WHAT IS EXPECTED.
Make an exact copy of the records, dropping all pictures.

DATA SUPPLIED.
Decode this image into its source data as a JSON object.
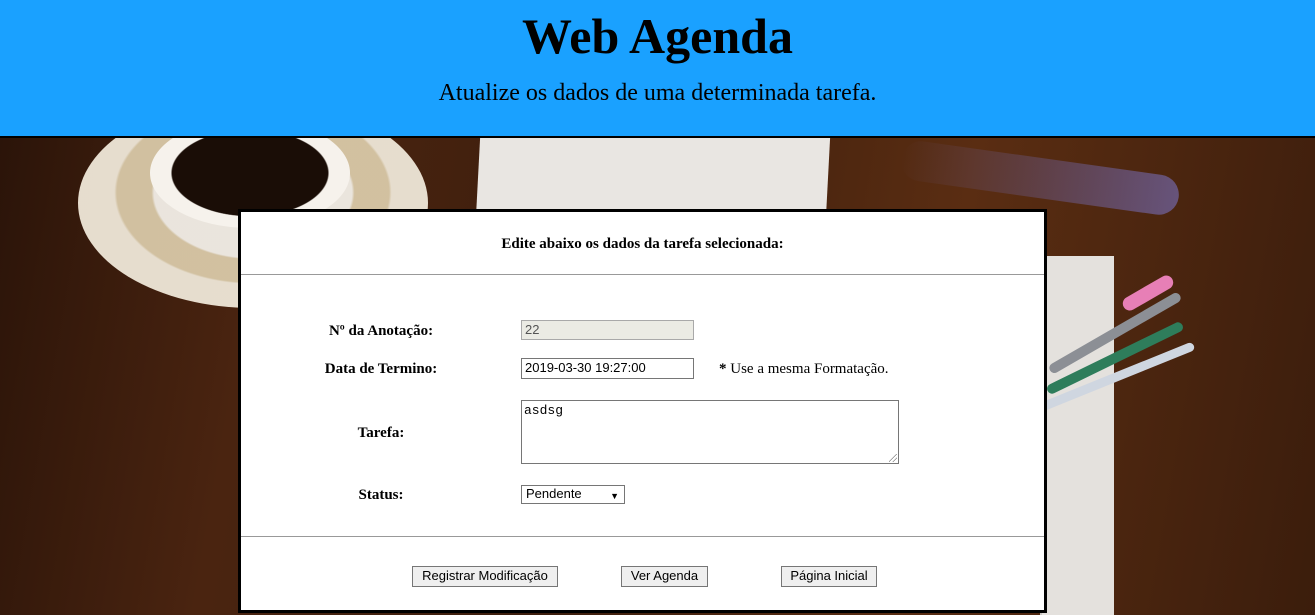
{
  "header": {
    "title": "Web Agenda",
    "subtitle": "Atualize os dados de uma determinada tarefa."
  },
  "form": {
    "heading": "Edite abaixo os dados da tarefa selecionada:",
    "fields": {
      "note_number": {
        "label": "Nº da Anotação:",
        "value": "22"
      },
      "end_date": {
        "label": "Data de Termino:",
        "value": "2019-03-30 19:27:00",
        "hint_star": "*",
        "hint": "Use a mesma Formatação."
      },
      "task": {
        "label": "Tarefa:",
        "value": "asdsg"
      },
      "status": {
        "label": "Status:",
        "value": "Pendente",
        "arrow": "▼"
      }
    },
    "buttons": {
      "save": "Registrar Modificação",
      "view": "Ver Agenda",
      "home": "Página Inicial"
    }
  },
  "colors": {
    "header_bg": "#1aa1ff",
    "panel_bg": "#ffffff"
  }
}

RESULT FOR THIS EXERCISE.
Decode this image into its source data as a JSON object.
{
  "header": {
    "title": "Web Agenda",
    "subtitle": "Atualize os dados de uma determinada tarefa."
  },
  "form": {
    "heading": "Edite abaixo os dados da tarefa selecionada:",
    "fields": {
      "note_number": {
        "label": "Nº da Anotação:",
        "value": "22"
      },
      "end_date": {
        "label": "Data de Termino:",
        "value": "2019-03-30 19:27:00",
        "hint_star": "*",
        "hint": "Use a mesma Formatação."
      },
      "task": {
        "label": "Tarefa:",
        "value": "asdsg"
      },
      "status": {
        "label": "Status:",
        "value": "Pendente",
        "arrow": "▼"
      }
    },
    "buttons": {
      "save": "Registrar Modificação",
      "view": "Ver Agenda",
      "home": "Página Inicial"
    }
  },
  "colors": {
    "header_bg": "#1aa1ff",
    "panel_bg": "#ffffff"
  }
}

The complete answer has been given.